■ **Available data**:
* * *

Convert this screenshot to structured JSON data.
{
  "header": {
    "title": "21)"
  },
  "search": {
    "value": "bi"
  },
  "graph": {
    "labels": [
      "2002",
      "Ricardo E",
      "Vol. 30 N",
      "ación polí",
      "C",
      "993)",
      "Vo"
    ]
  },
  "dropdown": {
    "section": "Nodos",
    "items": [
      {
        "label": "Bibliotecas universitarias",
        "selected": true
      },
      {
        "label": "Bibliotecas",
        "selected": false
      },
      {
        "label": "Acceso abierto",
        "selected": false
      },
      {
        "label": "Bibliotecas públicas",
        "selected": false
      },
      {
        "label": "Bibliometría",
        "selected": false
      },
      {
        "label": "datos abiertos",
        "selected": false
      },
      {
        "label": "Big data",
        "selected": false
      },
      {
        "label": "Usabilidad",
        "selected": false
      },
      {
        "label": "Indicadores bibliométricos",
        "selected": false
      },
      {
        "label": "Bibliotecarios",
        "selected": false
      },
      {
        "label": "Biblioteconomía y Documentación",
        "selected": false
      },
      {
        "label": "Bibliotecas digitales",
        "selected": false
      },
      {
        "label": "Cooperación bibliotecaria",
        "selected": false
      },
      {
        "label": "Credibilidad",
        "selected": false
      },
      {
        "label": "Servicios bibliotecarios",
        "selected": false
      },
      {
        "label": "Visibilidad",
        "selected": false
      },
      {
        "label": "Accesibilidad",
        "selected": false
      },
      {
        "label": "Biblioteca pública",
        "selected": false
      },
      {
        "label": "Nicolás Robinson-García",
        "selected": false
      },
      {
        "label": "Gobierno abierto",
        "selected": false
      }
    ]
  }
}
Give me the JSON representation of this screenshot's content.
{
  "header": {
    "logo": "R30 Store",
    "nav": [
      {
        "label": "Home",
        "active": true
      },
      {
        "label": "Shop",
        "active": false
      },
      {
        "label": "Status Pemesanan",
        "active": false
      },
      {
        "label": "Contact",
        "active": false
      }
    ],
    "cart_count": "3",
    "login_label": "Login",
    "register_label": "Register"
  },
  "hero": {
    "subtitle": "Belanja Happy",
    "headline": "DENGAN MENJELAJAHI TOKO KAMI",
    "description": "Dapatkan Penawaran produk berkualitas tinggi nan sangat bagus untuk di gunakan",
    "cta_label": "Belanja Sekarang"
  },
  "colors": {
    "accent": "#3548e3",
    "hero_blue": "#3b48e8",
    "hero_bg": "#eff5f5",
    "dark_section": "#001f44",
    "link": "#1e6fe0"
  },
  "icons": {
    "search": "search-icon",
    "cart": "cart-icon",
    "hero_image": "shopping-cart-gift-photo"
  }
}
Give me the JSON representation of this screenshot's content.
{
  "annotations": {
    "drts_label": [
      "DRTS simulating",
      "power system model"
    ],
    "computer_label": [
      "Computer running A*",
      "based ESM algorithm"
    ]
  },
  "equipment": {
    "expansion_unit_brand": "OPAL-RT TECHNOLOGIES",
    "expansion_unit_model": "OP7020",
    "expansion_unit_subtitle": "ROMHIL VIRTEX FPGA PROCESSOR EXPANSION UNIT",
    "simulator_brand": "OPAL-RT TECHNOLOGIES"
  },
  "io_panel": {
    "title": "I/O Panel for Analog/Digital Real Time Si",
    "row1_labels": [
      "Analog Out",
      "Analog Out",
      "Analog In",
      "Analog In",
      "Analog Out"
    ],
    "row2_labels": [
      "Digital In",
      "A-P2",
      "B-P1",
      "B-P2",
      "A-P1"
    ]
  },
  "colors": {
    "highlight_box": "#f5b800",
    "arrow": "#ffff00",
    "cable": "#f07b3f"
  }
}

* * *

List every line in the records above that contains the word "TECHNOLOGIES".

■ **Solved exercise**:
    "expansion_unit_brand": "OPAL-RT TECHNOLOGIES",
    "simulator_brand": "OPAL-RT TECHNOLOGIES"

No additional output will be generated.